AVAILABLE DATA -
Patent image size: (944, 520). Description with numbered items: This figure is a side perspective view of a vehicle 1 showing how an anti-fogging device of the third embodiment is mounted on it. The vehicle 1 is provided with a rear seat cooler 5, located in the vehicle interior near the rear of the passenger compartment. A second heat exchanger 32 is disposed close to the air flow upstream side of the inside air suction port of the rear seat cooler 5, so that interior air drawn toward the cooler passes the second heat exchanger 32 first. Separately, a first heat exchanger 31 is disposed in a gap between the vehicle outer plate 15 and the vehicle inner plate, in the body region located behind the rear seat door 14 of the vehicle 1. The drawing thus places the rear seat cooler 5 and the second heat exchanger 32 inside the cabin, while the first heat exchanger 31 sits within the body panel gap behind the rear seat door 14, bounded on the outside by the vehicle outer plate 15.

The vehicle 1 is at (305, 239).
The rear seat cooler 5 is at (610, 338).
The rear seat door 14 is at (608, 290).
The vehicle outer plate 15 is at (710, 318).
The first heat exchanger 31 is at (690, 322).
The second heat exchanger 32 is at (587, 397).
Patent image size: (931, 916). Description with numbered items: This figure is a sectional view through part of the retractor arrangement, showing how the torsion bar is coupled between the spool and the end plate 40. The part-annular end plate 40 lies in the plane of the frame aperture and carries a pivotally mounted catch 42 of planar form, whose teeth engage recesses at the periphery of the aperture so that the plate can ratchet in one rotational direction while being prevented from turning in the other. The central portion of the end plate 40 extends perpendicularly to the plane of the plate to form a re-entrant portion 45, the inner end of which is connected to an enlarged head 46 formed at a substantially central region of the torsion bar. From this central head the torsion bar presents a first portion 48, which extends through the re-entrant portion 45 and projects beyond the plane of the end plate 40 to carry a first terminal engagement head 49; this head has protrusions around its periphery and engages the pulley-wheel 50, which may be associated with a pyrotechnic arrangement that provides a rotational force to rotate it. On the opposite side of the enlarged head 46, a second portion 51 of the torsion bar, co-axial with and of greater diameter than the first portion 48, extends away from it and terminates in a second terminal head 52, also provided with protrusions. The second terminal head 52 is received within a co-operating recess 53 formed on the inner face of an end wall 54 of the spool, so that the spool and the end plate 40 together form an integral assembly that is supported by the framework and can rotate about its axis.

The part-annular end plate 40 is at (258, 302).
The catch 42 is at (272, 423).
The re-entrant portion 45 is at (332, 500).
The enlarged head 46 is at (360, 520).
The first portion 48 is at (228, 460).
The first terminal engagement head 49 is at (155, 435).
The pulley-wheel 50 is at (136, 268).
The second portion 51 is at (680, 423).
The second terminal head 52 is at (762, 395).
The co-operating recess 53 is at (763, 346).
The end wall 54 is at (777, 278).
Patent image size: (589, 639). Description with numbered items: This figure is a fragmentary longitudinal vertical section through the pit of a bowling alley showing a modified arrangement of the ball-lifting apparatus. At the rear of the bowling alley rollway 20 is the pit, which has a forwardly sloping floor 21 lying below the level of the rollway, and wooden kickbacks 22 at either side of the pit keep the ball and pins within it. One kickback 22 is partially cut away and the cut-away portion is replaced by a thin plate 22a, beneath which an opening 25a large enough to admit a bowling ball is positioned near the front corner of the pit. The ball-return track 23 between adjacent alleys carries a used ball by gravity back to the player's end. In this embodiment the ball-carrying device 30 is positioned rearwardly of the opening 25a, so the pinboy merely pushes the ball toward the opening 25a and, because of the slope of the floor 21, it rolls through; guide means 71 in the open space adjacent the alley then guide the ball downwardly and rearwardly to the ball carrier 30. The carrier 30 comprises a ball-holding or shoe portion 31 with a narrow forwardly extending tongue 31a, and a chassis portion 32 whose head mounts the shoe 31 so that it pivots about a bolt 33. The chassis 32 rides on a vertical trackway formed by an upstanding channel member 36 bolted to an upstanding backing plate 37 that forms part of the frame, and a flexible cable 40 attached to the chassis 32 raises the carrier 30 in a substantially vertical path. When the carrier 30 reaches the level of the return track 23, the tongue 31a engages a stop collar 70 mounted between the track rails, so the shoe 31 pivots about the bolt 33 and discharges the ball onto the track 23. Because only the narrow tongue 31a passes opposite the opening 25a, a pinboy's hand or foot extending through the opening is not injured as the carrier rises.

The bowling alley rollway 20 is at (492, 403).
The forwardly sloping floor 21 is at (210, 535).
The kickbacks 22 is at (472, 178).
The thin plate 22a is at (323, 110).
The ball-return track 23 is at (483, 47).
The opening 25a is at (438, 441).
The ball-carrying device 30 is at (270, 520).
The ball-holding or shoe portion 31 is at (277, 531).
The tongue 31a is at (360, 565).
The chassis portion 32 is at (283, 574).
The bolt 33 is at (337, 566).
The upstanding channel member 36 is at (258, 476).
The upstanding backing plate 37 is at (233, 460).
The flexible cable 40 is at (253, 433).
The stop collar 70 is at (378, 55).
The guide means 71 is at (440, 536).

WHAT YOU ARE ASKED TO DO - Rewrite all the items above, changing "Patent image size" to "Drawing size" and leaving everything else untouched.

FINAL RESULT -
Drawing size: (944, 520). Description with numbered items: This figure is a side perspective view of a vehicle 1 showing how an anti-fogging device of the third embodiment is mounted on it. The vehicle 1 is provided with a rear seat cooler 5, located in the vehicle interior near the rear of the passenger compartment. A second heat exchanger 32 is disposed close to the air flow upstream side of the inside air suction port of the rear seat cooler 5, so that interior air drawn toward the cooler passes the second heat exchanger 32 first. Separately, a first heat exchanger 31 is disposed in a gap between the vehicle outer plate 15 and the vehicle inner plate, in the body region located behind the rear seat door 14 of the vehicle 1. The drawing thus places the rear seat cooler 5 and the second heat exchanger 32 inside the cabin, while the first heat exchanger 31 sits within the body panel gap behind the rear seat door 14, bounded on the outside by the vehicle outer plate 15.

The vehicle 1 is at (305, 239).
The rear seat cooler 5 is at (610, 338).
The rear seat door 14 is at (608, 290).
The vehicle outer plate 15 is at (710, 318).
The first heat exchanger 31 is at (690, 322).
The second heat exchanger 32 is at (587, 397).
Drawing size: (931, 916). Description with numbered items: This figure is a sectional view through part of the retractor arrangement, showing how the torsion bar is coupled between the spool and the end plate 40. The part-annular end plate 40 lies in the plane of the frame aperture and carries a pivotally mounted catch 42 of planar form, whose teeth engage recesses at the periphery of the aperture so that the plate can ratchet in one rotational direction while being prevented from turning in the other. The central portion of the end plate 40 extends perpendicularly to the plane of the plate to form a re-entrant portion 45, the inner end of which is connected to an enlarged head 46 formed at a substantially central region of the torsion bar. From this central head the torsion bar presents a first portion 48, which extends through the re-entrant portion 45 and projects beyond the plane of the end plate 40 to carry a first terminal engagement head 49; this head has protrusions around its periphery and engages the pulley-wheel 50, which may be associated with a pyrotechnic arrangement that provides a rotational force to rotate it. On the opposite side of the enlarged head 46, a second portion 51 of the torsion bar, co-axial with and of greater diameter than the first portion 48, extends away from it and terminates in a second terminal head 52, also provided with protrusions. The second terminal head 52 is received within a co-operating recess 53 formed on the inner face of an end wall 54 of the spool, so that the spool and the end plate 40 together form an integral assembly that is supported by the framework and can rotate about its axis.

The part-annular end plate 40 is at (258, 302).
The catch 42 is at (272, 423).
The re-entrant portion 45 is at (332, 500).
The enlarged head 46 is at (360, 520).
The first portion 48 is at (228, 460).
The first terminal engagement head 49 is at (155, 435).
The pulley-wheel 50 is at (136, 268).
The second portion 51 is at (680, 423).
The second terminal head 52 is at (762, 395).
The co-operating recess 53 is at (763, 346).
The end wall 54 is at (777, 278).
Drawing size: (589, 639). Description with numbered items: This figure is a fragmentary longitudinal vertical section through the pit of a bowling alley showing a modified arrangement of the ball-lifting apparatus. At the rear of the bowling alley rollway 20 is the pit, which has a forwardly sloping floor 21 lying below the level of the rollway, and wooden kickbacks 22 at either side of the pit keep the ball and pins within it. One kickback 22 is partially cut away and the cut-away portion is replaced by a thin plate 22a, beneath which an opening 25a large enough to admit a bowling ball is positioned near the front corner of the pit. The ball-return track 23 between adjacent alleys carries a used ball by gravity back to the player's end. In this embodiment the ball-carrying device 30 is positioned rearwardly of the opening 25a, so the pinboy merely pushes the ball toward the opening 25a and, because of the slope of the floor 21, it rolls through; guide means 71 in the open space adjacent the alley then guide the ball downwardly and rearwardly to the ball carrier 30. The carrier 30 comprises a ball-holding or shoe portion 31 with a narrow forwardly extending tongue 31a, and a chassis portion 32 whose head mounts the shoe 31 so that it pivots about a bolt 33. The chassis 32 rides on a vertical trackway formed by an upstanding channel member 36 bolted to an upstanding backing plate 37 that forms part of the frame, and a flexible cable 40 attached to the chassis 32 raises the carrier 30 in a substantially vertical path. When the carrier 30 reaches the level of the return track 23, the tongue 31a engages a stop collar 70 mounted between the track rails, so the shoe 31 pivots about the bolt 33 and discharges the ball onto the track 23. Because only the narrow tongue 31a passes opposite the opening 25a, a pinboy's hand or foot extending through the opening is not injured as the carrier rises.

The bowling alley rollway 20 is at (492, 403).
The forwardly sloping floor 21 is at (210, 535).
The kickbacks 22 is at (472, 178).
The thin plate 22a is at (323, 110).
The ball-return track 23 is at (483, 47).
The opening 25a is at (438, 441).
The ball-carrying device 30 is at (270, 520).
The ball-holding or shoe portion 31 is at (277, 531).
The tongue 31a is at (360, 565).
The chassis portion 32 is at (283, 574).
The bolt 33 is at (337, 566).
The upstanding channel member 36 is at (258, 476).
The upstanding backing plate 37 is at (233, 460).
The flexible cable 40 is at (253, 433).
The stop collar 70 is at (378, 55).
The guide means 71 is at (440, 536).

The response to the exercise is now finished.